(begin)
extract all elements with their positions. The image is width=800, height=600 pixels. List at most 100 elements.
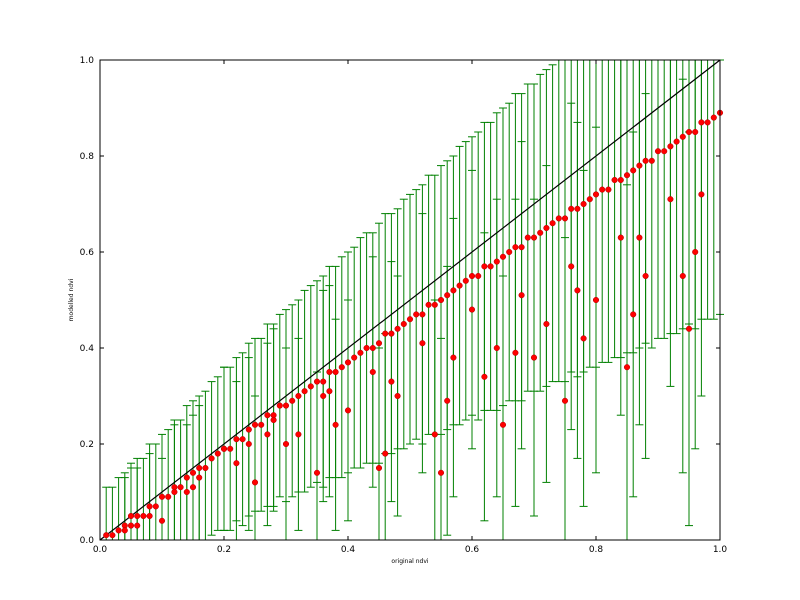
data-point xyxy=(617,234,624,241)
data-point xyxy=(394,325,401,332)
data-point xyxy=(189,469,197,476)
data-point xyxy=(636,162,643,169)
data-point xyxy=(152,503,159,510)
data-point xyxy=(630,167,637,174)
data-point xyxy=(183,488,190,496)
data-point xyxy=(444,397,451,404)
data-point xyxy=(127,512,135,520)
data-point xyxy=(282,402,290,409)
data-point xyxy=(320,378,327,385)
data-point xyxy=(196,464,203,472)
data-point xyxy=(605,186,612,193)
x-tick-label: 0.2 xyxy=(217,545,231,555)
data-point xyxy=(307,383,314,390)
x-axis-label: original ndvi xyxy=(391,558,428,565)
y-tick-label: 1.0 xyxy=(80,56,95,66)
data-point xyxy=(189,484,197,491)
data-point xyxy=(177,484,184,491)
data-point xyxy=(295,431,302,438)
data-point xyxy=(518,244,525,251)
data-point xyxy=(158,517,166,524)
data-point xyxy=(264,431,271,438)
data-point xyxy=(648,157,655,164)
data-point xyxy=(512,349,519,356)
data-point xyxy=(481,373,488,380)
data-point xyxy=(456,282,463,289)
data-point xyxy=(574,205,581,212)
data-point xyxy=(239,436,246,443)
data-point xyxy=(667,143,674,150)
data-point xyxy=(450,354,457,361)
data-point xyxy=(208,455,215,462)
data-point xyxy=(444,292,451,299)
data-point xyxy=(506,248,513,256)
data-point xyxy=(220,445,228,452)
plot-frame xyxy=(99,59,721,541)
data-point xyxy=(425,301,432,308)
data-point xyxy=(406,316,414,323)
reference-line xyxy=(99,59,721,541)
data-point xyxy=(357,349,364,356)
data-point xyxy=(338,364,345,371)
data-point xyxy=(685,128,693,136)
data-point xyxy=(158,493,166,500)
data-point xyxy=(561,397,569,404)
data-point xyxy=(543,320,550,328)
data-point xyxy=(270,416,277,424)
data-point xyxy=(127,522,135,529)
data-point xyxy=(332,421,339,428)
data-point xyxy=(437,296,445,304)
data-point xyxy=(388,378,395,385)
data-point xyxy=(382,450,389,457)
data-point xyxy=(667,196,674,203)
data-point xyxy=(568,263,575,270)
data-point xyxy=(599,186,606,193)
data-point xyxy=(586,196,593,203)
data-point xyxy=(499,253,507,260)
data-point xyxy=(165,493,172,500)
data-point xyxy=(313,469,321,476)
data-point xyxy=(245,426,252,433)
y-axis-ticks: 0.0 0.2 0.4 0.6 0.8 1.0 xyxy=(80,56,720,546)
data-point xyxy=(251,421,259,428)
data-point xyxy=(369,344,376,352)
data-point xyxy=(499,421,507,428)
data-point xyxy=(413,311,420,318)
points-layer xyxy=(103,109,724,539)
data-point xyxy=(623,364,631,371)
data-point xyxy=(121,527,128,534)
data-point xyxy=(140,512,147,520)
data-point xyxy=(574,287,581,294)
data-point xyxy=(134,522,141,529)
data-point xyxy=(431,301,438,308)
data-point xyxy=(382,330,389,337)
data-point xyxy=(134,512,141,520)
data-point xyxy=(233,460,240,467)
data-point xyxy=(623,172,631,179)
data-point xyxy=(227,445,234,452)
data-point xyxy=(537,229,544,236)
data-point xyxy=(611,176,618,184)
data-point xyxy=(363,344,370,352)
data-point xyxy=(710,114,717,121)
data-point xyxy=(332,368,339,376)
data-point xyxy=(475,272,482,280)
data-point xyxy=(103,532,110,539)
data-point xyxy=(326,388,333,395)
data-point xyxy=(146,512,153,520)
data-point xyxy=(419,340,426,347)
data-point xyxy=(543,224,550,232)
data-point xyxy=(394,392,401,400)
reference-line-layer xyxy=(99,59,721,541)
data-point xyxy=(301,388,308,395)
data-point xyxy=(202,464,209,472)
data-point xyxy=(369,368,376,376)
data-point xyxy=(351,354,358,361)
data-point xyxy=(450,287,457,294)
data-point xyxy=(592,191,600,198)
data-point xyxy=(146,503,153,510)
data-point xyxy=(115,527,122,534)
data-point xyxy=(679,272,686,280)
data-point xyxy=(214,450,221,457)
(end)
### The task
Copy all of the data above line for line, without changing anything, and leave the pictures out.

### Complete response
extract all elements with their positions. The image is width=800, height=600 pixels. List at most 100 elements.
data-point xyxy=(617,234,624,241)
data-point xyxy=(394,325,401,332)
data-point xyxy=(189,469,197,476)
data-point xyxy=(636,162,643,169)
data-point xyxy=(152,503,159,510)
data-point xyxy=(630,167,637,174)
data-point xyxy=(183,488,190,496)
data-point xyxy=(444,397,451,404)
data-point xyxy=(127,512,135,520)
data-point xyxy=(282,402,290,409)
data-point xyxy=(320,378,327,385)
data-point xyxy=(196,464,203,472)
data-point xyxy=(605,186,612,193)
x-tick-label: 0.2 xyxy=(217,545,231,555)
data-point xyxy=(307,383,314,390)
x-axis-label: original ndvi xyxy=(391,558,428,565)
y-tick-label: 1.0 xyxy=(80,56,95,66)
data-point xyxy=(189,484,197,491)
data-point xyxy=(177,484,184,491)
data-point xyxy=(295,431,302,438)
data-point xyxy=(518,244,525,251)
data-point xyxy=(158,517,166,524)
data-point xyxy=(264,431,271,438)
data-point xyxy=(648,157,655,164)
data-point xyxy=(512,349,519,356)
data-point xyxy=(481,373,488,380)
data-point xyxy=(456,282,463,289)
data-point xyxy=(574,205,581,212)
data-point xyxy=(239,436,246,443)
data-point xyxy=(667,143,674,150)
data-point xyxy=(450,354,457,361)
data-point xyxy=(208,455,215,462)
data-point xyxy=(444,292,451,299)
data-point xyxy=(506,248,513,256)
data-point xyxy=(220,445,228,452)
plot-frame xyxy=(99,59,721,541)
data-point xyxy=(425,301,432,308)
data-point xyxy=(406,316,414,323)
reference-line xyxy=(99,59,721,541)
data-point xyxy=(357,349,364,356)
data-point xyxy=(338,364,345,371)
data-point xyxy=(685,128,693,136)
data-point xyxy=(158,493,166,500)
data-point xyxy=(561,397,569,404)
data-point xyxy=(543,320,550,328)
data-point xyxy=(270,416,277,424)
data-point xyxy=(127,522,135,529)
data-point xyxy=(332,421,339,428)
data-point xyxy=(437,296,445,304)
data-point xyxy=(388,378,395,385)
data-point xyxy=(382,450,389,457)
data-point xyxy=(667,196,674,203)
data-point xyxy=(568,263,575,270)
data-point xyxy=(599,186,606,193)
data-point xyxy=(586,196,593,203)
data-point xyxy=(499,253,507,260)
data-point xyxy=(165,493,172,500)
data-point xyxy=(313,469,321,476)
data-point xyxy=(245,426,252,433)
y-axis-ticks: 0.0 0.2 0.4 0.6 0.8 1.0 xyxy=(80,56,720,546)
data-point xyxy=(251,421,259,428)
data-point xyxy=(369,344,376,352)
data-point xyxy=(499,421,507,428)
data-point xyxy=(413,311,420,318)
points-layer xyxy=(103,109,724,539)
data-point xyxy=(623,364,631,371)
data-point xyxy=(121,527,128,534)
data-point xyxy=(140,512,147,520)
data-point xyxy=(574,287,581,294)
data-point xyxy=(134,522,141,529)
data-point xyxy=(431,301,438,308)
data-point xyxy=(382,330,389,337)
data-point xyxy=(134,512,141,520)
data-point xyxy=(233,460,240,467)
data-point xyxy=(623,172,631,179)
data-point xyxy=(227,445,234,452)
data-point xyxy=(537,229,544,236)
data-point xyxy=(611,176,618,184)
data-point xyxy=(363,344,370,352)
data-point xyxy=(710,114,717,121)
data-point xyxy=(332,368,339,376)
data-point xyxy=(475,272,482,280)
data-point xyxy=(103,532,110,539)
data-point xyxy=(326,388,333,395)
data-point xyxy=(146,512,153,520)
data-point xyxy=(419,340,426,347)
data-point xyxy=(543,224,550,232)
data-point xyxy=(394,392,401,400)
reference-line-layer xyxy=(99,59,721,541)
data-point xyxy=(301,388,308,395)
data-point xyxy=(202,464,209,472)
data-point xyxy=(369,368,376,376)
data-point xyxy=(351,354,358,361)
data-point xyxy=(450,287,457,294)
data-point xyxy=(592,191,600,198)
data-point xyxy=(146,503,153,510)
data-point xyxy=(115,527,122,534)
data-point xyxy=(679,272,686,280)
data-point xyxy=(214,450,221,457)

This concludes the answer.